Omit the images, then print each record below exactly as it reads.

[Extracted records]

** START **

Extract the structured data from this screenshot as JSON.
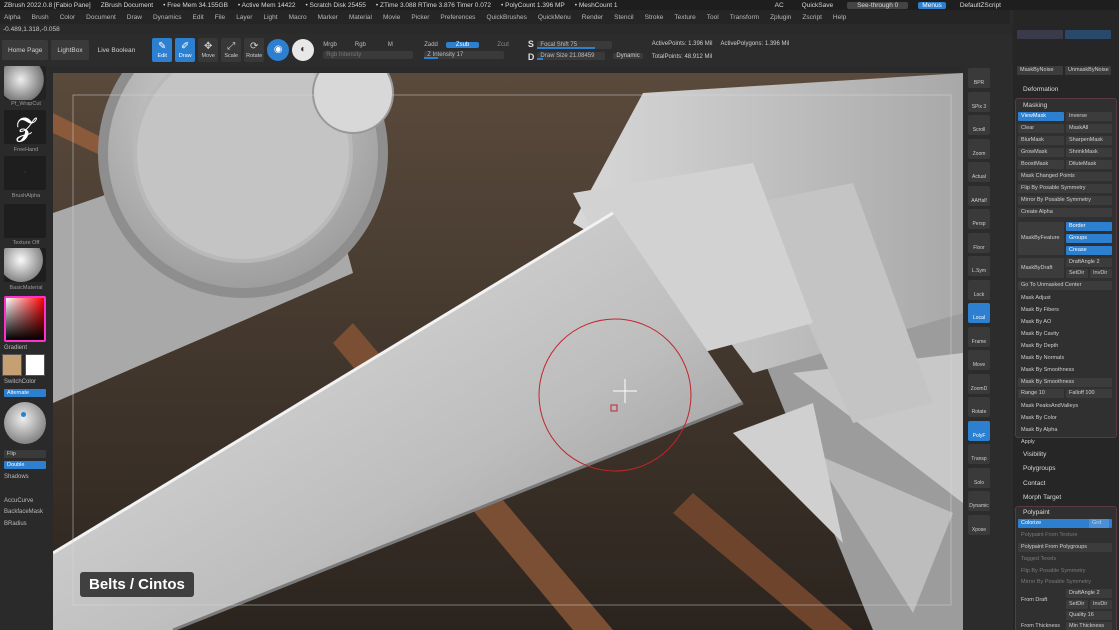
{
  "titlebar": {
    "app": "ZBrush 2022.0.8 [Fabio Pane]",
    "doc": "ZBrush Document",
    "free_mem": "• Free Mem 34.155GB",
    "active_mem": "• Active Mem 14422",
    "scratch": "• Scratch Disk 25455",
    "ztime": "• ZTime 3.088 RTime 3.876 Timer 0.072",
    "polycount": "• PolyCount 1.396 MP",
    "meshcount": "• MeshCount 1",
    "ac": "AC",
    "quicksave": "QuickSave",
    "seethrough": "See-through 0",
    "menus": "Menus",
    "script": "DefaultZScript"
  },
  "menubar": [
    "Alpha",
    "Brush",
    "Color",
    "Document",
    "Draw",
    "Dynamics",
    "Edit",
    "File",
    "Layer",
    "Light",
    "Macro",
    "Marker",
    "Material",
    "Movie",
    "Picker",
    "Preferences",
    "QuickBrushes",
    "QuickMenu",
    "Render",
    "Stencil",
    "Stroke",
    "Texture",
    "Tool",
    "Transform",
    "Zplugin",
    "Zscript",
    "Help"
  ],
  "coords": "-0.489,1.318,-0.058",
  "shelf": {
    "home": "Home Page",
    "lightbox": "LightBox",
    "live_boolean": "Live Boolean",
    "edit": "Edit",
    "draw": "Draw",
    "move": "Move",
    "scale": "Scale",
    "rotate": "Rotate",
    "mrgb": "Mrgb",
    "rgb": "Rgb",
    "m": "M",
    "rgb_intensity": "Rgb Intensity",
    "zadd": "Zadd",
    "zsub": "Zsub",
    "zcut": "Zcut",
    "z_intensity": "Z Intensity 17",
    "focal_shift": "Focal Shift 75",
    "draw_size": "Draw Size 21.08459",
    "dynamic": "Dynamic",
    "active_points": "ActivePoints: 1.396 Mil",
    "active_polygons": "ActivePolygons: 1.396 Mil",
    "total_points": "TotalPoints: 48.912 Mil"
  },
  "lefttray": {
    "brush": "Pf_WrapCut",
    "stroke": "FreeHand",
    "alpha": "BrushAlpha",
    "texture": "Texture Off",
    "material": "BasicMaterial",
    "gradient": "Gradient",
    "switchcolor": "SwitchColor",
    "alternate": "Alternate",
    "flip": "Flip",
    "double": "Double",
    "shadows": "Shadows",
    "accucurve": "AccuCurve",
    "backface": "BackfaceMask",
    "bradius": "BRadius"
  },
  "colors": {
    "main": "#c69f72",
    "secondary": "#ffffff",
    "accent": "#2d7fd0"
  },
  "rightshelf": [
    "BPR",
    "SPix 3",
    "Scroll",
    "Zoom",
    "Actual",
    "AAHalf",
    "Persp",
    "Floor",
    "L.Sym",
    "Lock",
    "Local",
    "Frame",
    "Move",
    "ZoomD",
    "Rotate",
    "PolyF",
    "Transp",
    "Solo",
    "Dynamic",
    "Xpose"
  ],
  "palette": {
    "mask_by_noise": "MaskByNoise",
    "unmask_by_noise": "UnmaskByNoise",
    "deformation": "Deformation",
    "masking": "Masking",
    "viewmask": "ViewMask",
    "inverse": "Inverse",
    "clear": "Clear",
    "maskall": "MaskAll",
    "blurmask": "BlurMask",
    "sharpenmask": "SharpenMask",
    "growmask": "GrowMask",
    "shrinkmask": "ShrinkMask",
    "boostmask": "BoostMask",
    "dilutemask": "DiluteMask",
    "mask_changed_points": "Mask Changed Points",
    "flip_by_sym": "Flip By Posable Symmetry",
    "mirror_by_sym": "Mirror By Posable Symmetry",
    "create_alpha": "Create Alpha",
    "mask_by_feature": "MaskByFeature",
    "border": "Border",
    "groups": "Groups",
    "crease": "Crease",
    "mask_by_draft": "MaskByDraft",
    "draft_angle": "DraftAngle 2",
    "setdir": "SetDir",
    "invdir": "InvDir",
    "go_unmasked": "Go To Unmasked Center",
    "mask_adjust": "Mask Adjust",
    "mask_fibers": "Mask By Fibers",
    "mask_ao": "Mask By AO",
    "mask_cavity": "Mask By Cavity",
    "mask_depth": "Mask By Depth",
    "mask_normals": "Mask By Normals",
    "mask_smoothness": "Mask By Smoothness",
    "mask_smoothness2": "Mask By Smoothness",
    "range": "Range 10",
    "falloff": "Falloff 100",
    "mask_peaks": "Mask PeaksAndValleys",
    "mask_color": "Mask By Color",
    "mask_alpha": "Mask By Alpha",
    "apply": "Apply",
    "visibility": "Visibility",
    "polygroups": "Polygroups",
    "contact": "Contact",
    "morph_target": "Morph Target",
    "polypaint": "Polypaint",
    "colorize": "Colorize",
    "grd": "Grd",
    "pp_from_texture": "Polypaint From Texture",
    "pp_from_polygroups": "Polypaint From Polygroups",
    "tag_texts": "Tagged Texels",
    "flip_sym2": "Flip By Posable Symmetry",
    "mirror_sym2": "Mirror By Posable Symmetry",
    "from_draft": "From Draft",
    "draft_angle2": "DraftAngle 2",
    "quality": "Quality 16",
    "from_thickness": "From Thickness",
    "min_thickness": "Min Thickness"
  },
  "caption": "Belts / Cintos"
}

** END **

ANSWER TO THE EXERCISE =>
Extract the structured data from this screenshot as JSON.
{
  "titlebar": {
    "app": "ZBrush 2022.0.8 [Fabio Pane]",
    "doc": "ZBrush Document",
    "free_mem": "• Free Mem 34.155GB",
    "active_mem": "• Active Mem 14422",
    "scratch": "• Scratch Disk 25455",
    "ztime": "• ZTime 3.088 RTime 3.876 Timer 0.072",
    "polycount": "• PolyCount 1.396 MP",
    "meshcount": "• MeshCount 1",
    "ac": "AC",
    "quicksave": "QuickSave",
    "seethrough": "See-through 0",
    "menus": "Menus",
    "script": "DefaultZScript"
  },
  "menubar": [
    "Alpha",
    "Brush",
    "Color",
    "Document",
    "Draw",
    "Dynamics",
    "Edit",
    "File",
    "Layer",
    "Light",
    "Macro",
    "Marker",
    "Material",
    "Movie",
    "Picker",
    "Preferences",
    "QuickBrushes",
    "QuickMenu",
    "Render",
    "Stencil",
    "Stroke",
    "Texture",
    "Tool",
    "Transform",
    "Zplugin",
    "Zscript",
    "Help"
  ],
  "coords": "-0.489,1.318,-0.058",
  "shelf": {
    "home": "Home Page",
    "lightbox": "LightBox",
    "live_boolean": "Live Boolean",
    "edit": "Edit",
    "draw": "Draw",
    "move": "Move",
    "scale": "Scale",
    "rotate": "Rotate",
    "mrgb": "Mrgb",
    "rgb": "Rgb",
    "m": "M",
    "rgb_intensity": "Rgb Intensity",
    "zadd": "Zadd",
    "zsub": "Zsub",
    "zcut": "Zcut",
    "z_intensity": "Z Intensity 17",
    "focal_shift": "Focal Shift 75",
    "draw_size": "Draw Size 21.08459",
    "dynamic": "Dynamic",
    "active_points": "ActivePoints: 1.396 Mil",
    "active_polygons": "ActivePolygons: 1.396 Mil",
    "total_points": "TotalPoints: 48.912 Mil"
  },
  "lefttray": {
    "brush": "Pf_WrapCut",
    "stroke": "FreeHand",
    "alpha": "BrushAlpha",
    "texture": "Texture Off",
    "material": "BasicMaterial",
    "gradient": "Gradient",
    "switchcolor": "SwitchColor",
    "alternate": "Alternate",
    "flip": "Flip",
    "double": "Double",
    "shadows": "Shadows",
    "accucurve": "AccuCurve",
    "backface": "BackfaceMask",
    "bradius": "BRadius"
  },
  "colors": {
    "main": "#c69f72",
    "secondary": "#ffffff",
    "accent": "#2d7fd0"
  },
  "rightshelf": [
    "BPR",
    "SPix 3",
    "Scroll",
    "Zoom",
    "Actual",
    "AAHalf",
    "Persp",
    "Floor",
    "L.Sym",
    "Lock",
    "Local",
    "Frame",
    "Move",
    "ZoomD",
    "Rotate",
    "PolyF",
    "Transp",
    "Solo",
    "Dynamic",
    "Xpose"
  ],
  "palette": {
    "mask_by_noise": "MaskByNoise",
    "unmask_by_noise": "UnmaskByNoise",
    "deformation": "Deformation",
    "masking": "Masking",
    "viewmask": "ViewMask",
    "inverse": "Inverse",
    "clear": "Clear",
    "maskall": "MaskAll",
    "blurmask": "BlurMask",
    "sharpenmask": "SharpenMask",
    "growmask": "GrowMask",
    "shrinkmask": "ShrinkMask",
    "boostmask": "BoostMask",
    "dilutemask": "DiluteMask",
    "mask_changed_points": "Mask Changed Points",
    "flip_by_sym": "Flip By Posable Symmetry",
    "mirror_by_sym": "Mirror By Posable Symmetry",
    "create_alpha": "Create Alpha",
    "mask_by_feature": "MaskByFeature",
    "border": "Border",
    "groups": "Groups",
    "crease": "Crease",
    "mask_by_draft": "MaskByDraft",
    "draft_angle": "DraftAngle 2",
    "setdir": "SetDir",
    "invdir": "InvDir",
    "go_unmasked": "Go To Unmasked Center",
    "mask_adjust": "Mask Adjust",
    "mask_fibers": "Mask By Fibers",
    "mask_ao": "Mask By AO",
    "mask_cavity": "Mask By Cavity",
    "mask_depth": "Mask By Depth",
    "mask_normals": "Mask By Normals",
    "mask_smoothness": "Mask By Smoothness",
    "mask_smoothness2": "Mask By Smoothness",
    "range": "Range 10",
    "falloff": "Falloff 100",
    "mask_peaks": "Mask PeaksAndValleys",
    "mask_color": "Mask By Color",
    "mask_alpha": "Mask By Alpha",
    "apply": "Apply",
    "visibility": "Visibility",
    "polygroups": "Polygroups",
    "contact": "Contact",
    "morph_target": "Morph Target",
    "polypaint": "Polypaint",
    "colorize": "Colorize",
    "grd": "Grd",
    "pp_from_texture": "Polypaint From Texture",
    "pp_from_polygroups": "Polypaint From Polygroups",
    "tag_texts": "Tagged Texels",
    "flip_sym2": "Flip By Posable Symmetry",
    "mirror_sym2": "Mirror By Posable Symmetry",
    "from_draft": "From Draft",
    "draft_angle2": "DraftAngle 2",
    "quality": "Quality 16",
    "from_thickness": "From Thickness",
    "min_thickness": "Min Thickness"
  },
  "caption": "Belts / Cintos"
}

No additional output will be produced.